▶ _Excerpt_:
*****

Oh Baby, I thought someone was trying to break in, upon hearing scratching and scraping noises coming from the kitchen! I creep to the railing and peer over. There is no menacing character at the door, nothing out of place. And then I hear you meowing from in-front of me. How can that be, I’m in the loft.

“Oh-oh, Baby, what have you done?” I ask my cat, clinging to the louvered wood slats, high on the wall. “How the heck did you get up there? Why the heck did you go up there? …How am I going to get you down?”

I did the most logical thing—I went and got my camera!

After satisfying my need to take pictures of my terrified cat trapped high on the wall, I consider my options for getting him down. My choices are few. With no ladder at my disposal, I set a barstool on the bar, and climb on top. Baby is still too high for me to grasp.

“Come on Baby. You can do it!” I try to convince him to meet me half way.

Baby extends one paw toward me, starts to lose his footing, and pulls back, while pleading with his eyes for me to rescue him. I glance at the beam that Dave had installed for the light fixture hanging above the bar. Will that hold my weight? I press my hand against the beam.

Like that’s going to prove the beam is secure enough to hold my full-body weight. Will Dave come home from his gig to find me crumpled on the floor, crushed under a barstool and beam? Of course, Baby will have found a way down before Dave returns home, leaving no clue as to why the beam had crashed on me. Poor Dave will think the beam had just randomly given way!

Sensing my hesitation, Baby howls a pathetic, “please help me,” in a cat voice, of course. Oh, to heck with it, I’m going up!

*****

▶ _Request A_:
Answer these questions about the excerpt about the trapped cat:
(i) What noises first made the narrator suspect a break-in?
(ii) What did the narrator climb on top of to try to reach Baby?
(iii) What had Dave installed the beam for?
▶ _Request B_: Proceed with the excerpt about the trapped cat, picking up right after its final sentence.
The items have no connection to the excerpt about the trapped cat.

Annotated element entries:
*****

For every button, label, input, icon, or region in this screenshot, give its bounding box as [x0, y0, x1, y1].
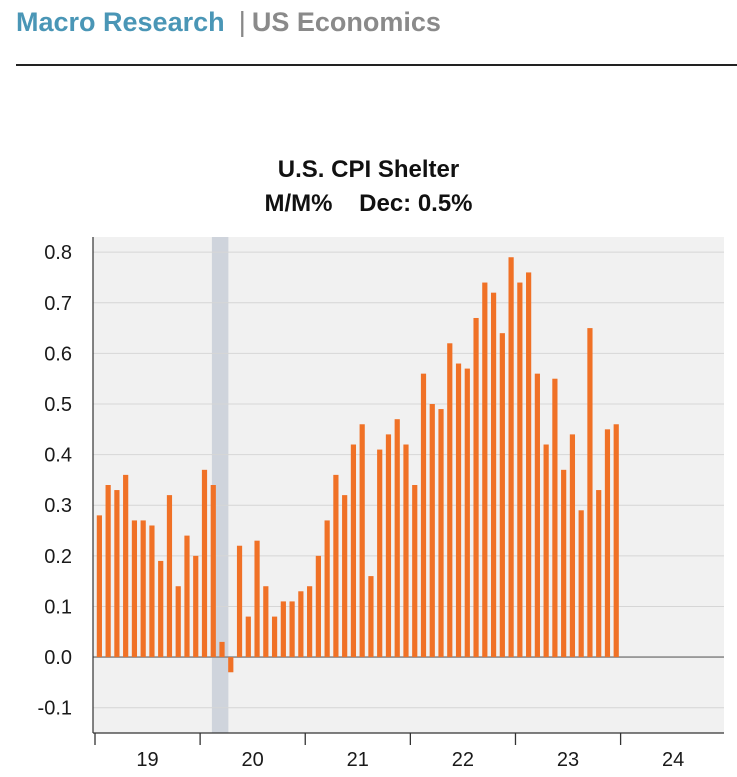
bar: [245, 616, 251, 658]
bar: [342, 495, 348, 658]
bar: [517, 282, 523, 658]
bar: [96, 515, 102, 658]
y-tick-label: -0.1: [38, 698, 72, 720]
bar: [324, 520, 330, 658]
y-tick-label: 0.7: [44, 293, 72, 315]
bar: [175, 586, 181, 658]
x-tick-label: 20: [242, 749, 264, 771]
y-tick-label: 0.3: [44, 495, 72, 517]
bar: [131, 520, 138, 658]
y-tick-label: 0.4: [44, 445, 72, 467]
bar: [596, 490, 602, 658]
bar: [499, 333, 505, 658]
bar: [333, 474, 339, 658]
section-name: US Economics: [251, 6, 441, 37]
recession-band: [211, 237, 229, 733]
bar: [561, 469, 567, 658]
bar: [114, 490, 120, 658]
y-tick-label: 0.8: [44, 242, 72, 264]
bar: [123, 474, 129, 658]
bar: [201, 469, 208, 658]
bar: [219, 641, 225, 658]
y-tick-label: 0.1: [44, 596, 72, 618]
bar: [210, 485, 216, 658]
bar: [298, 591, 304, 658]
bar: [271, 616, 278, 658]
bar: [289, 601, 295, 658]
bar: [403, 444, 409, 658]
bar: [149, 525, 155, 658]
bar: [552, 378, 558, 658]
bar: [447, 343, 453, 658]
bar: [377, 449, 383, 658]
bar: [385, 434, 392, 658]
x-tick-label: 22: [452, 749, 474, 771]
x-tick-label: 19: [136, 749, 158, 771]
bar: [368, 576, 374, 658]
bar: [254, 540, 260, 658]
y-tick-label: 0.6: [44, 343, 72, 365]
bar: [236, 545, 243, 658]
x-tick-label: 21: [347, 749, 369, 771]
bar: [394, 419, 400, 658]
bar: [315, 555, 321, 658]
bar: [534, 373, 540, 658]
bar: [193, 555, 199, 658]
bar: [350, 444, 357, 658]
bar: [307, 586, 313, 658]
bar: [280, 601, 286, 658]
bar: [578, 510, 584, 658]
x-tick-label: 24: [662, 749, 684, 771]
bar: [412, 485, 418, 658]
header-separator: |: [238, 6, 246, 37]
report-header: Macro Research | US Economics: [16, 6, 441, 38]
bar: [359, 424, 365, 658]
bar: [613, 424, 619, 658]
y-tick-label: 0.5: [44, 394, 72, 416]
bar: [184, 535, 190, 658]
header-rule: [16, 64, 737, 66]
brand-name: Macro Research: [16, 6, 225, 37]
bar: [158, 560, 164, 658]
bar: [105, 485, 111, 658]
bar: [429, 404, 435, 658]
bar: [587, 328, 593, 658]
bar: [604, 429, 611, 658]
bar: [438, 409, 444, 658]
bar: [508, 257, 514, 658]
chart-title: U.S. CPI Shelter: [277, 156, 460, 183]
bar: [420, 373, 427, 658]
bar: [526, 272, 532, 658]
bar: [569, 434, 576, 658]
bar: [166, 495, 173, 658]
bar: [490, 292, 497, 658]
bar: [455, 363, 462, 658]
bar: [140, 520, 146, 658]
bar: [482, 282, 488, 658]
x-tick-label: 23: [557, 749, 579, 771]
chart-subtitle: M/M% Dec: 0.5%: [264, 190, 473, 217]
bar: [473, 317, 479, 658]
y-tick-label: 0.0: [44, 647, 72, 669]
y-tick-label: 0.2: [44, 546, 72, 568]
bar: [263, 586, 269, 658]
bar: [464, 368, 470, 658]
bar: [228, 657, 234, 673]
bar: [543, 444, 549, 658]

*****

▶ _Output A_:
(i) Scratching and scraping noises coming from the kitchen.
(ii) A barstool set on the bar.
(iii) The light fixture hanging above the bar.

▶ _Output B_:
I stand on tippy-toes, raising my leg, far more than my hip appreciates, to get one foot on the beam. Hoisting myself up the rest of the way, I too am now clinging to the louvered slats, while balancing my feet on the beam like a gymnast might. I release one hand from the slat to grab him by the scruff. Baby, digs his claws deeper in the soft wood. As I tug, his body stretches like taffy, but he won’t release his grip on the slat.

“Come on Baby, you’ve got to let go,” I plead with him.

Without warning, Baby retracts his claws, and leaps towards me, uses my head as a landing pad to nimbly launch himself to the beam! I’m now the only creature left clinging to the louvered slats on the wall, high above the floor below.

I really can’t help but giggle at the predicament I find myself in, while Baby sits at the other end of the beam preening, completely oblivious to my plight.

I wish I could get a picture of this!

Knowing that my hip is not going to appreciate the trip down, anymore than it liked the trip up, I shift my position, and lower one leg off the beam, reaching with my toe for the barstool below. A few grunts, a couple of groans from my hip, mixed in with some more giggles, and I am on solid ground again.